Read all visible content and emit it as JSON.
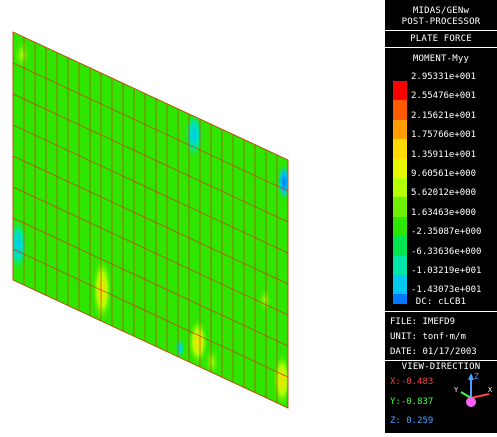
{
  "panel": {
    "program": "MIDAS/GENw",
    "module": "POST-PROCESSOR",
    "result_type": "PLATE FORCE",
    "component": "MOMENT-Myy",
    "legend": [
      {
        "label": "2.95331e+001",
        "color": "#ff0000"
      },
      {
        "label": "2.55476e+001",
        "color": "#ff5a00"
      },
      {
        "label": "2.15621e+001",
        "color": "#ff9c00"
      },
      {
        "label": "1.75766e+001",
        "color": "#ffdc00"
      },
      {
        "label": "1.35911e+001",
        "color": "#e6f500"
      },
      {
        "label": "9.60561e+000",
        "color": "#b4ff00"
      },
      {
        "label": "5.62012e+000",
        "color": "#6ef000"
      },
      {
        "label": "1.63463e+000",
        "color": "#2ee600"
      },
      {
        "label": "-2.35087e+000",
        "color": "#00e650"
      },
      {
        "label": "-6.33636e+000",
        "color": "#00e6aa"
      },
      {
        "label": "-1.03219e+001",
        "color": "#00c8f0"
      },
      {
        "label": "-1.43073e+001",
        "color": "#0078ff"
      }
    ],
    "dc": "DC: cLCB1",
    "file": "FILE: IMEFD9",
    "unit": "UNIT: tonf·m/m",
    "date": "DATE: 01/17/2003",
    "view_title": "VIEW-DIRECTION",
    "view_x": "X:-0.483",
    "view_y": "Y:-0.837",
    "view_z": "Z: 0.259",
    "colors": {
      "x": "#ff4040",
      "y": "#40ff40",
      "z": "#4aa0ff"
    }
  },
  "model": {
    "plate_color": "#2ee600",
    "grid_color": "#c04000"
  }
}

:::

▶ **GIVEN REQUEST**
Return all lines of the material above in which the word "label" occurs.

▶ **SOLUTION FOR THIS PROBLEM**
        "label": "2.95331e+001",
        "label": "2.55476e+001",
        "label": "2.15621e+001",
        "label": "1.75766e+001",
        "label": "1.35911e+001",
        "label": "9.60561e+000",
        "label": "5.62012e+000",
        "label": "1.63463e+000",
        "label": "-2.35087e+000",
        "label": "-6.33636e+000",
        "label": "-1.03219e+001",
        "label": "-1.43073e+001",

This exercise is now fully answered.